(Dataset records)
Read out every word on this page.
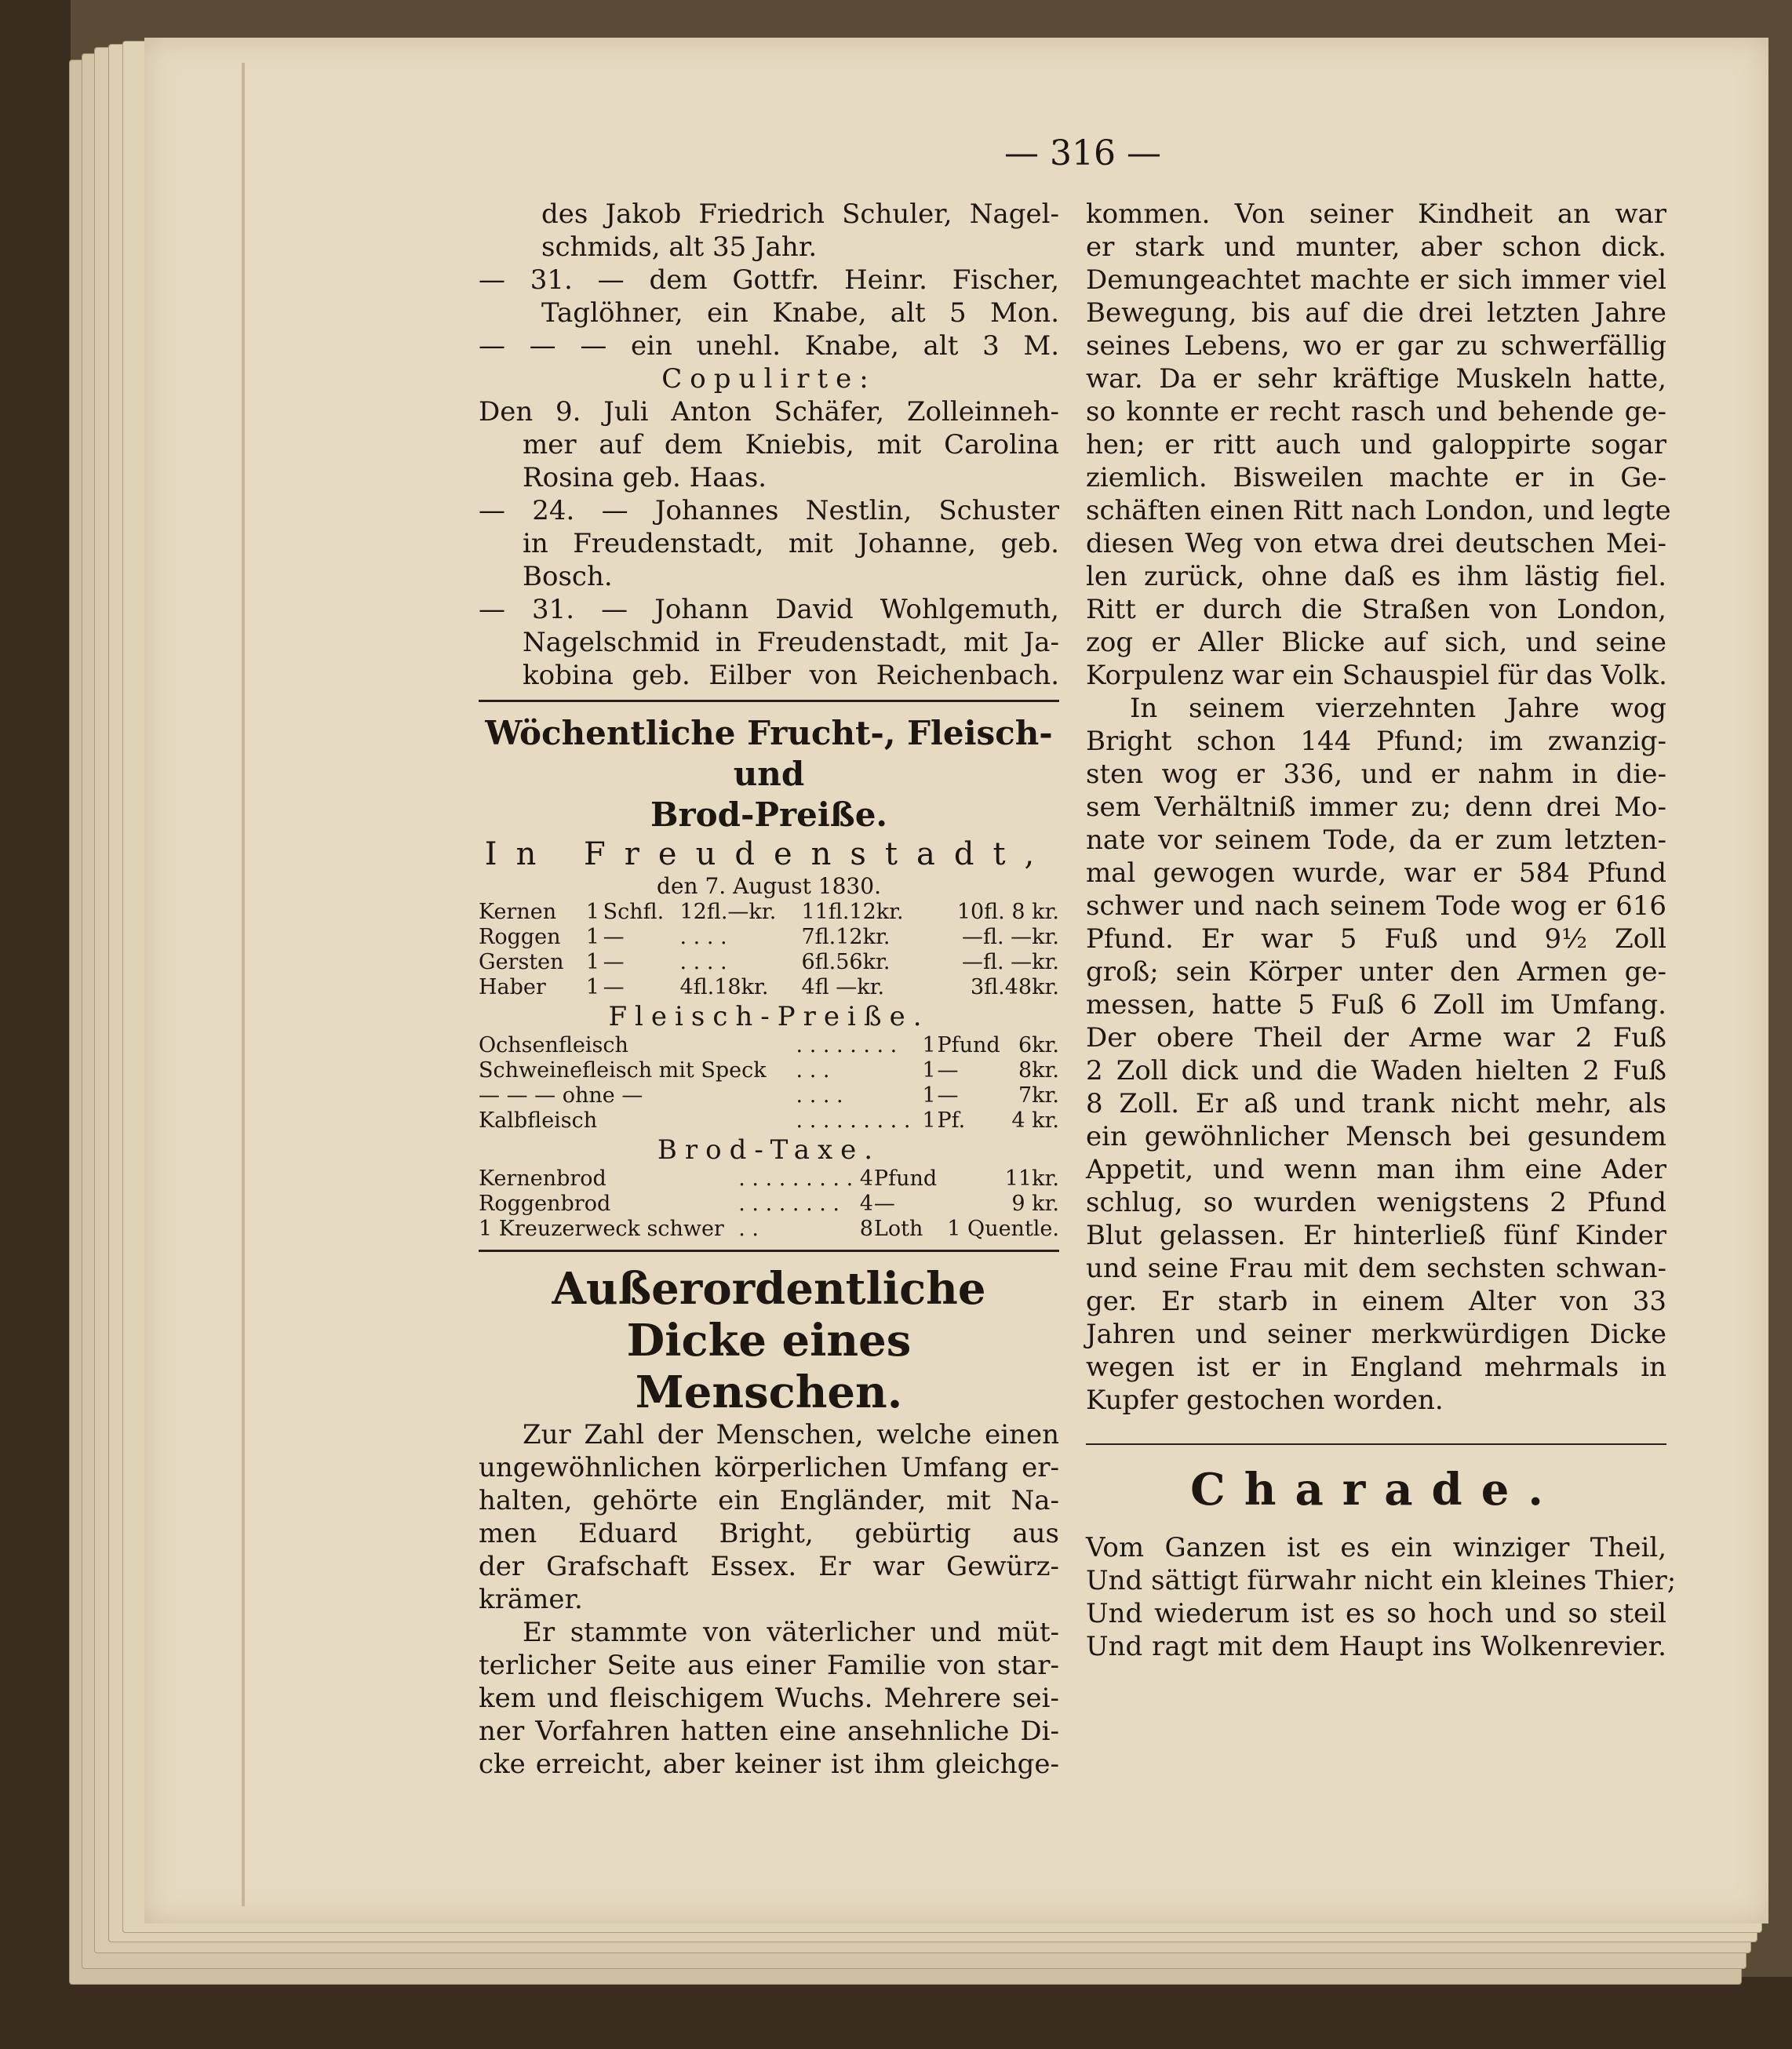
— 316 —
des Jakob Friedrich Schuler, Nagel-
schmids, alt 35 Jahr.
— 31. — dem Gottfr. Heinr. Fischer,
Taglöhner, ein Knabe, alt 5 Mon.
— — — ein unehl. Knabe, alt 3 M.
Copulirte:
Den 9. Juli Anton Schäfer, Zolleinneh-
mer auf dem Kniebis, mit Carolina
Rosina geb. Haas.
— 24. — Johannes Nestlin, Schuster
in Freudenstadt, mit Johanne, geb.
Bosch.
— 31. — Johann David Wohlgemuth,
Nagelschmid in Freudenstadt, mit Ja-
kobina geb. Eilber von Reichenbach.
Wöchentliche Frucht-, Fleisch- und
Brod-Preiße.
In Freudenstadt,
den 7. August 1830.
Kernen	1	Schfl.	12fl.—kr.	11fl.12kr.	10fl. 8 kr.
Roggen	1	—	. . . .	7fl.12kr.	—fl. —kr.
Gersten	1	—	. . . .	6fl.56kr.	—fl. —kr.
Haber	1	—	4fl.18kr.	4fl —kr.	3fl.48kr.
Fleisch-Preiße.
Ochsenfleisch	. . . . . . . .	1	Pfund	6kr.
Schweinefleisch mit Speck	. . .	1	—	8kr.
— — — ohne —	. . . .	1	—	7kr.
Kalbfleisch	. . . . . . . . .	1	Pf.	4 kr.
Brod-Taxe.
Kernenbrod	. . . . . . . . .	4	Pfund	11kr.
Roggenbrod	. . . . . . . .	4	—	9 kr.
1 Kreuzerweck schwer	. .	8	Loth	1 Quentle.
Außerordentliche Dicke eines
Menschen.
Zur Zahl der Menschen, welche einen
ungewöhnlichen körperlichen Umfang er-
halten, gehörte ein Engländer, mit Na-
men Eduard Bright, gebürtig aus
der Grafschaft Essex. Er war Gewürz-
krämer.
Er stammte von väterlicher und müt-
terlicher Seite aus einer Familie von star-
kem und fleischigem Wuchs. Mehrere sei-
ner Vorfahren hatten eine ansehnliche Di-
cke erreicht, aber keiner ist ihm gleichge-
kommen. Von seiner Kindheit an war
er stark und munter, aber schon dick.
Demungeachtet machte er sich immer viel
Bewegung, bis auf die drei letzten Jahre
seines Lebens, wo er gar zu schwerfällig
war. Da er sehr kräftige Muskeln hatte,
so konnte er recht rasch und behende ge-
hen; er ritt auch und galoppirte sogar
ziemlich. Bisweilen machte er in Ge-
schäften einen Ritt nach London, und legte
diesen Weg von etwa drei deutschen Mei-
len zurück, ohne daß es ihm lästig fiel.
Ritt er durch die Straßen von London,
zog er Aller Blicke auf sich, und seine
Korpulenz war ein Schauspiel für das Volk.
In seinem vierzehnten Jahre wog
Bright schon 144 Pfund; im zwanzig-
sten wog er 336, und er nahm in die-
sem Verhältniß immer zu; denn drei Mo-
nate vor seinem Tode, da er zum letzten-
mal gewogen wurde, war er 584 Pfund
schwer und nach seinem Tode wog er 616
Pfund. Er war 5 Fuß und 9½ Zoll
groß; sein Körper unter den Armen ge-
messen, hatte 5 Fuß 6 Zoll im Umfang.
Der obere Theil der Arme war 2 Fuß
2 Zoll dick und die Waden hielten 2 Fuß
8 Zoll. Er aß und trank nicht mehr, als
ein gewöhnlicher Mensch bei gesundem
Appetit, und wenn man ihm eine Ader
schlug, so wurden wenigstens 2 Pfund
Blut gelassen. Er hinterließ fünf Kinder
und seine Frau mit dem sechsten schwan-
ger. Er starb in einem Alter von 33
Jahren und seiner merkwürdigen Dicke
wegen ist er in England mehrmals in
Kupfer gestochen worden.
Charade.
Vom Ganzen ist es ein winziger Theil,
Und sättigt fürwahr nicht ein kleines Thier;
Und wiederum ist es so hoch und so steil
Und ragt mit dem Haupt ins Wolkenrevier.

Stated task: All of the records above must be copied exactly, except for the pictures.

Written response:
Read out every word on this page.
— 316 —
des Jakob Friedrich Schuler, Nagel-
schmids, alt 35 Jahr.
— 31. — dem Gottfr. Heinr. Fischer,
Taglöhner, ein Knabe, alt 5 Mon.
— — — ein unehl. Knabe, alt 3 M.
Copulirte:
Den 9. Juli Anton Schäfer, Zolleinneh-
mer auf dem Kniebis, mit Carolina
Rosina geb. Haas.
— 24. — Johannes Nestlin, Schuster
in Freudenstadt, mit Johanne, geb.
Bosch.
— 31. — Johann David Wohlgemuth,
Nagelschmid in Freudenstadt, mit Ja-
kobina geb. Eilber von Reichenbach.
Wöchentliche Frucht-, Fleisch- und
Brod-Preiße.
In Freudenstadt,
den 7. August 1830.
Kernen	1	Schfl.	12fl.—kr.	11fl.12kr.	10fl. 8 kr.
Roggen	1	—	. . . .	7fl.12kr.	—fl. —kr.
Gersten	1	—	. . . .	6fl.56kr.	—fl. —kr.
Haber	1	—	4fl.18kr.	4fl —kr.	3fl.48kr.
Fleisch-Preiße.
Ochsenfleisch	. . . . . . . .	1	Pfund	6kr.
Schweinefleisch mit Speck	. . .	1	—	8kr.
— — — ohne —	. . . .	1	—	7kr.
Kalbfleisch	. . . . . . . . .	1	Pf.	4 kr.
Brod-Taxe.
Kernenbrod	. . . . . . . . .	4	Pfund	11kr.
Roggenbrod	. . . . . . . .	4	—	9 kr.
1 Kreuzerweck schwer	. .	8	Loth	1 Quentle.
Außerordentliche Dicke eines
Menschen.
Zur Zahl der Menschen, welche einen
ungewöhnlichen körperlichen Umfang er-
halten, gehörte ein Engländer, mit Na-
men Eduard Bright, gebürtig aus
der Grafschaft Essex. Er war Gewürz-
krämer.
Er stammte von väterlicher und müt-
terlicher Seite aus einer Familie von star-
kem und fleischigem Wuchs. Mehrere sei-
ner Vorfahren hatten eine ansehnliche Di-
cke erreicht, aber keiner ist ihm gleichge-
kommen. Von seiner Kindheit an war
er stark und munter, aber schon dick.
Demungeachtet machte er sich immer viel
Bewegung, bis auf die drei letzten Jahre
seines Lebens, wo er gar zu schwerfällig
war. Da er sehr kräftige Muskeln hatte,
so konnte er recht rasch und behende ge-
hen; er ritt auch und galoppirte sogar
ziemlich. Bisweilen machte er in Ge-
schäften einen Ritt nach London, und legte
diesen Weg von etwa drei deutschen Mei-
len zurück, ohne daß es ihm lästig fiel.
Ritt er durch die Straßen von London,
zog er Aller Blicke auf sich, und seine
Korpulenz war ein Schauspiel für das Volk.
In seinem vierzehnten Jahre wog
Bright schon 144 Pfund; im zwanzig-
sten wog er 336, und er nahm in die-
sem Verhältniß immer zu; denn drei Mo-
nate vor seinem Tode, da er zum letzten-
mal gewogen wurde, war er 584 Pfund
schwer und nach seinem Tode wog er 616
Pfund. Er war 5 Fuß und 9½ Zoll
groß; sein Körper unter den Armen ge-
messen, hatte 5 Fuß 6 Zoll im Umfang.
Der obere Theil der Arme war 2 Fuß
2 Zoll dick und die Waden hielten 2 Fuß
8 Zoll. Er aß und trank nicht mehr, als
ein gewöhnlicher Mensch bei gesundem
Appetit, und wenn man ihm eine Ader
schlug, so wurden wenigstens 2 Pfund
Blut gelassen. Er hinterließ fünf Kinder
und seine Frau mit dem sechsten schwan-
ger. Er starb in einem Alter von 33
Jahren und seiner merkwürdigen Dicke
wegen ist er in England mehrmals in
Kupfer gestochen worden.
Charade.
Vom Ganzen ist es ein winziger Theil,
Und sättigt fürwahr nicht ein kleines Thier;
Und wiederum ist es so hoch und so steil
Und ragt mit dem Haupt ins Wolkenrevier.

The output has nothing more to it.